(Dataset entries)
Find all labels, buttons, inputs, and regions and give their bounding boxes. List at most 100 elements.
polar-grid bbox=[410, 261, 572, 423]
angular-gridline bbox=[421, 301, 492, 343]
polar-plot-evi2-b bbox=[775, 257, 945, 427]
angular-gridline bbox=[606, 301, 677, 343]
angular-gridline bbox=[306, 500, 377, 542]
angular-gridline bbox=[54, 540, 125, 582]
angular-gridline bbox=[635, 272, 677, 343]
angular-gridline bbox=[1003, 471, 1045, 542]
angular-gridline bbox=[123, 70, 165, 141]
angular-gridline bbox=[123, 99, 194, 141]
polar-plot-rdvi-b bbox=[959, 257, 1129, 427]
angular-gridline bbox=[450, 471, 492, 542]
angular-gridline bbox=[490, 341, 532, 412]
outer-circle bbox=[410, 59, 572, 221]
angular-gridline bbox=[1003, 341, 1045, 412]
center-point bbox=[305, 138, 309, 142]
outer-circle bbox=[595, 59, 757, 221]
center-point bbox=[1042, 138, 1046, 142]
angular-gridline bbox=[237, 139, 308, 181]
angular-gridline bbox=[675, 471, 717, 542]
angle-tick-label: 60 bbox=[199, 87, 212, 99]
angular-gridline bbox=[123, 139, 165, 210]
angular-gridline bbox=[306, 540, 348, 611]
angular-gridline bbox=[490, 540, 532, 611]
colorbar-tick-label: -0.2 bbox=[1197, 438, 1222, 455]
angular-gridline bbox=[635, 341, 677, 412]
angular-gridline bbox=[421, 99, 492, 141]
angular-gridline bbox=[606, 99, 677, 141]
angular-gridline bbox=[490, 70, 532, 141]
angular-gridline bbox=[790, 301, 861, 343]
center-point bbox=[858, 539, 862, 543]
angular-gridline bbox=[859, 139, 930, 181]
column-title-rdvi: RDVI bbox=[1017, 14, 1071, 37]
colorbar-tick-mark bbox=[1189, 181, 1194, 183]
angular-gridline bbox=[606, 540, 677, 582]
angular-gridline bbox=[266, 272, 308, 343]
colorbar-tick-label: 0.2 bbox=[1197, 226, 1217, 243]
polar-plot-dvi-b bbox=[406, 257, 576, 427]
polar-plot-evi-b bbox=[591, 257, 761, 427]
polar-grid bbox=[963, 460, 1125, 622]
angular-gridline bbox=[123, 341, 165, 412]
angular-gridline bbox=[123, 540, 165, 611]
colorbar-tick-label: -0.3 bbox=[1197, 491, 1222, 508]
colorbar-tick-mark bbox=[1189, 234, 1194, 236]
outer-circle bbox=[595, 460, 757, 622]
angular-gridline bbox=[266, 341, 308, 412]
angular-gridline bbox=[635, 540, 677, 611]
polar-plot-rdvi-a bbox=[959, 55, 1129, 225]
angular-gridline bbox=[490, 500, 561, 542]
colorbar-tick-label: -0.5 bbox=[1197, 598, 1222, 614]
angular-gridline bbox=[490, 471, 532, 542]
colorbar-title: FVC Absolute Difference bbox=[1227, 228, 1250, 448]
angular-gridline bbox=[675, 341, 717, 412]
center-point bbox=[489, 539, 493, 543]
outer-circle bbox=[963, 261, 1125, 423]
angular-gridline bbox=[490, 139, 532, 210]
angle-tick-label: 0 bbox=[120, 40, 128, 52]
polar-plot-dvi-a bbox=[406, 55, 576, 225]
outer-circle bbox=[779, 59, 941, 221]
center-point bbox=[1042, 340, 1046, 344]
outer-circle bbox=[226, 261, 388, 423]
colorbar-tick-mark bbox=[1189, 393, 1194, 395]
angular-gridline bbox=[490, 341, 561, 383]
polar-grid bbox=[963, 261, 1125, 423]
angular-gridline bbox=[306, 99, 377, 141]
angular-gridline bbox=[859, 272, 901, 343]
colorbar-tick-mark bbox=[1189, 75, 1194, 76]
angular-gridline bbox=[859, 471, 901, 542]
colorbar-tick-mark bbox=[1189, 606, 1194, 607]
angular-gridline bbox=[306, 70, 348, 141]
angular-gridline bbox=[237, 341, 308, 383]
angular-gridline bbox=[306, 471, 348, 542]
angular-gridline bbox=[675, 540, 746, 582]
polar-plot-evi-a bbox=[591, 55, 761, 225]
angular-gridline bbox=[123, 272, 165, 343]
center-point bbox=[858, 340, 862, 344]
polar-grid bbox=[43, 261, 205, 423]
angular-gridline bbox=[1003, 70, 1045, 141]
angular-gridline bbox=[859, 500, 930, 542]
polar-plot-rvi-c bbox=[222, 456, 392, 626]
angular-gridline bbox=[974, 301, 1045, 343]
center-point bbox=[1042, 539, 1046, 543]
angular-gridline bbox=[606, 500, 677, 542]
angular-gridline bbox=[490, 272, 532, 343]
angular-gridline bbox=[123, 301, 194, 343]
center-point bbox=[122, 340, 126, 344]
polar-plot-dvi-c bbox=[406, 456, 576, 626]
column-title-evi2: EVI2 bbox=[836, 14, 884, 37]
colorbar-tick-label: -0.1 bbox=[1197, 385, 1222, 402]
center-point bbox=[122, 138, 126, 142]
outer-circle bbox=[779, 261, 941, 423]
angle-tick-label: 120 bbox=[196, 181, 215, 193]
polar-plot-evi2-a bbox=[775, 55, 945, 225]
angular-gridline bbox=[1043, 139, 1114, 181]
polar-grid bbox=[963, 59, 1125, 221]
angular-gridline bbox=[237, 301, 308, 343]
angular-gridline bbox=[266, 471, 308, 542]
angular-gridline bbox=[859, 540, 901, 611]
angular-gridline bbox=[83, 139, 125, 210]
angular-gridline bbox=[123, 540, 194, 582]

(SET PROBLEM): Reproduce the listing above verbatim, keeping every line in its original order.

(EXERCISE ANSWER):
Find all labels, buttons, inputs, and regions and give their bounding boxes. List at most 100 elements.
polar-grid bbox=[410, 261, 572, 423]
angular-gridline bbox=[421, 301, 492, 343]
polar-plot-evi2-b bbox=[775, 257, 945, 427]
angular-gridline bbox=[606, 301, 677, 343]
angular-gridline bbox=[306, 500, 377, 542]
angular-gridline bbox=[54, 540, 125, 582]
angular-gridline bbox=[635, 272, 677, 343]
angular-gridline bbox=[1003, 471, 1045, 542]
angular-gridline bbox=[123, 70, 165, 141]
angular-gridline bbox=[123, 99, 194, 141]
polar-plot-rdvi-b bbox=[959, 257, 1129, 427]
angular-gridline bbox=[450, 471, 492, 542]
angular-gridline bbox=[490, 341, 532, 412]
outer-circle bbox=[410, 59, 572, 221]
angular-gridline bbox=[1003, 341, 1045, 412]
center-point bbox=[305, 138, 309, 142]
outer-circle bbox=[595, 59, 757, 221]
center-point bbox=[1042, 138, 1046, 142]
angular-gridline bbox=[237, 139, 308, 181]
angular-gridline bbox=[675, 471, 717, 542]
angle-tick-label: 60 bbox=[199, 87, 212, 99]
angular-gridline bbox=[123, 139, 165, 210]
angular-gridline bbox=[306, 540, 348, 611]
angular-gridline bbox=[490, 540, 532, 611]
colorbar-tick-label: -0.2 bbox=[1197, 438, 1222, 455]
angular-gridline bbox=[635, 341, 677, 412]
angular-gridline bbox=[421, 99, 492, 141]
angular-gridline bbox=[606, 99, 677, 141]
angular-gridline bbox=[490, 70, 532, 141]
angular-gridline bbox=[790, 301, 861, 343]
center-point bbox=[858, 539, 862, 543]
angular-gridline bbox=[859, 139, 930, 181]
column-title-rdvi: RDVI bbox=[1017, 14, 1071, 37]
colorbar-tick-mark bbox=[1189, 181, 1194, 183]
angular-gridline bbox=[606, 540, 677, 582]
angular-gridline bbox=[266, 272, 308, 343]
colorbar-tick-label: 0.2 bbox=[1197, 226, 1217, 243]
polar-plot-dvi-b bbox=[406, 257, 576, 427]
polar-plot-evi-b bbox=[591, 257, 761, 427]
polar-grid bbox=[963, 460, 1125, 622]
angular-gridline bbox=[123, 341, 165, 412]
angular-gridline bbox=[123, 540, 165, 611]
colorbar-tick-label: -0.3 bbox=[1197, 491, 1222, 508]
colorbar-tick-mark bbox=[1189, 234, 1194, 236]
outer-circle bbox=[595, 460, 757, 622]
angular-gridline bbox=[266, 341, 308, 412]
angular-gridline bbox=[635, 540, 677, 611]
polar-plot-rdvi-a bbox=[959, 55, 1129, 225]
angular-gridline bbox=[490, 500, 561, 542]
colorbar-tick-label: -0.5 bbox=[1197, 598, 1222, 614]
angular-gridline bbox=[490, 471, 532, 542]
colorbar-title: FVC Absolute Difference bbox=[1227, 228, 1250, 448]
angular-gridline bbox=[675, 341, 717, 412]
center-point bbox=[489, 539, 493, 543]
outer-circle bbox=[963, 261, 1125, 423]
angular-gridline bbox=[490, 139, 532, 210]
angle-tick-label: 0 bbox=[120, 40, 128, 52]
polar-plot-dvi-a bbox=[406, 55, 576, 225]
outer-circle bbox=[779, 59, 941, 221]
center-point bbox=[1042, 340, 1046, 344]
outer-circle bbox=[226, 261, 388, 423]
colorbar-tick-mark bbox=[1189, 393, 1194, 395]
angular-gridline bbox=[490, 341, 561, 383]
polar-grid bbox=[963, 261, 1125, 423]
angular-gridline bbox=[306, 99, 377, 141]
angular-gridline bbox=[859, 272, 901, 343]
colorbar-tick-mark bbox=[1189, 75, 1194, 76]
angular-gridline bbox=[859, 471, 901, 542]
colorbar-tick-mark bbox=[1189, 606, 1194, 607]
angular-gridline bbox=[306, 70, 348, 141]
angular-gridline bbox=[237, 341, 308, 383]
angular-gridline bbox=[306, 471, 348, 542]
angular-gridline bbox=[675, 540, 746, 582]
polar-plot-evi-a bbox=[591, 55, 761, 225]
angular-gridline bbox=[123, 272, 165, 343]
center-point bbox=[858, 340, 862, 344]
polar-grid bbox=[43, 261, 205, 423]
angular-gridline bbox=[1003, 70, 1045, 141]
angular-gridline bbox=[859, 500, 930, 542]
polar-plot-rvi-c bbox=[222, 456, 392, 626]
angular-gridline bbox=[974, 301, 1045, 343]
center-point bbox=[1042, 539, 1046, 543]
angular-gridline bbox=[606, 500, 677, 542]
angular-gridline bbox=[490, 272, 532, 343]
angular-gridline bbox=[123, 301, 194, 343]
center-point bbox=[122, 340, 126, 344]
polar-plot-dvi-c bbox=[406, 456, 576, 626]
column-title-evi2: EVI2 bbox=[836, 14, 884, 37]
colorbar-tick-label: -0.1 bbox=[1197, 385, 1222, 402]
center-point bbox=[122, 138, 126, 142]
outer-circle bbox=[779, 261, 941, 423]
angle-tick-label: 120 bbox=[196, 181, 215, 193]
polar-plot-evi2-a bbox=[775, 55, 945, 225]
angular-gridline bbox=[1043, 139, 1114, 181]
polar-grid bbox=[963, 59, 1125, 221]
angular-gridline bbox=[237, 301, 308, 343]
angular-gridline bbox=[266, 471, 308, 542]
angular-gridline bbox=[859, 540, 901, 611]
angular-gridline bbox=[83, 139, 125, 210]
angular-gridline bbox=[123, 540, 194, 582]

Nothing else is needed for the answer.